* Request *
Copy out every line that contains "specular".

— START OF Records for this exercise —

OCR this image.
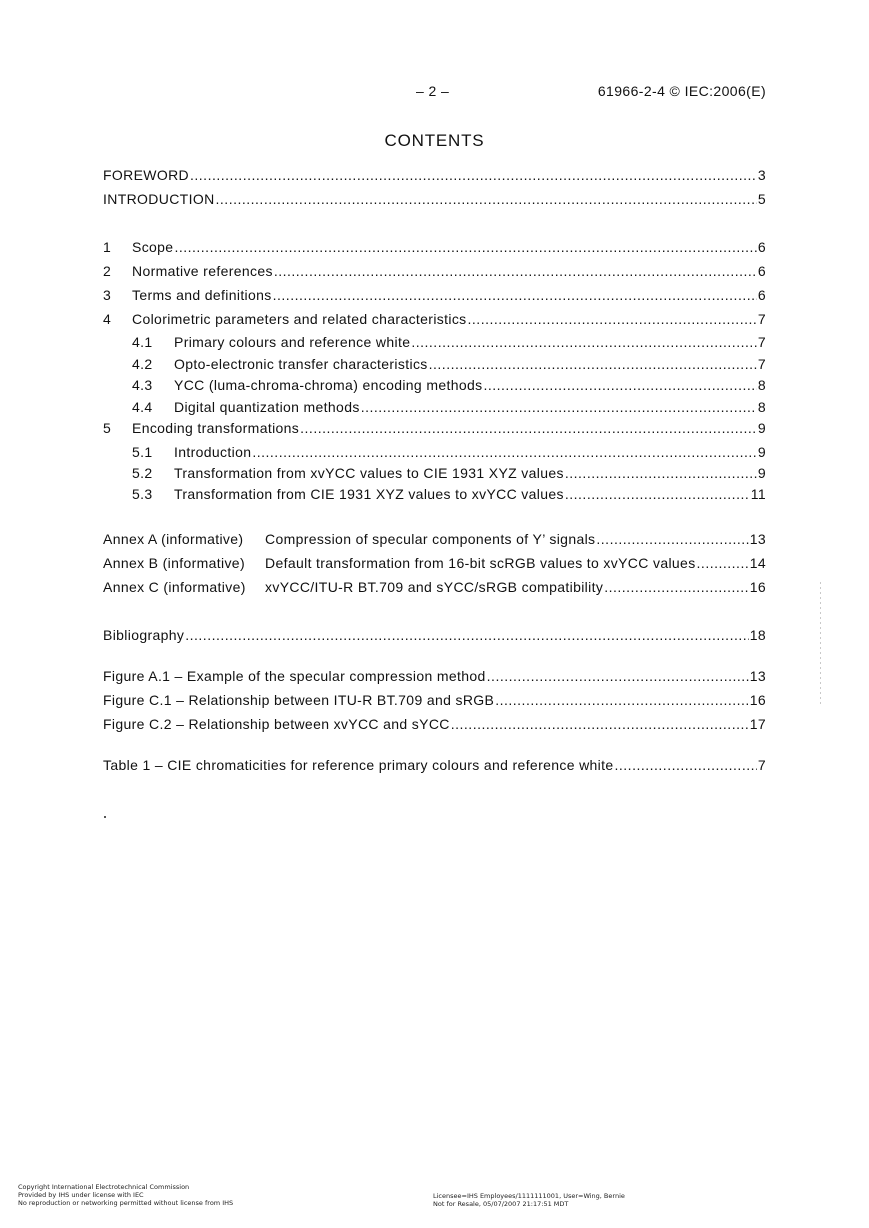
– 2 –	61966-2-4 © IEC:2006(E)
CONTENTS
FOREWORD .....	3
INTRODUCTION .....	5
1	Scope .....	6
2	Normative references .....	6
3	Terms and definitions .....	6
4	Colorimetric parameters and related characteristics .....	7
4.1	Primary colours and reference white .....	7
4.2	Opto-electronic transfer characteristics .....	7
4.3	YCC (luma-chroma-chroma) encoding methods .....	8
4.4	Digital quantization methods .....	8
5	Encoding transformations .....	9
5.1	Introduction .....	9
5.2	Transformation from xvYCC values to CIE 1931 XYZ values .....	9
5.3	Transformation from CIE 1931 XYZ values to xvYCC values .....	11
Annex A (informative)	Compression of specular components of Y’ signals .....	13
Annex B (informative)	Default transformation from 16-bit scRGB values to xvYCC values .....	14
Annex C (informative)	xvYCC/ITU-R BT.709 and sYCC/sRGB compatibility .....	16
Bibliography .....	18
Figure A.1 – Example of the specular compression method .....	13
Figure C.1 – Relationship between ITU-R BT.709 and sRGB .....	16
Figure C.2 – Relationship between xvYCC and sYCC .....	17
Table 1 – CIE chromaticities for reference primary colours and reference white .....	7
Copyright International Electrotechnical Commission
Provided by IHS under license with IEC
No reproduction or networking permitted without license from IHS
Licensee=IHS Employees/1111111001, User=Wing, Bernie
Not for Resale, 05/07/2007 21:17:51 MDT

— END OF Records for this exercise —

* Answer to this exercise *
Annex A (informative)	Compression of specular components of Y’ signals .....	13
Figure A.1 – Example of the specular compression method .....	13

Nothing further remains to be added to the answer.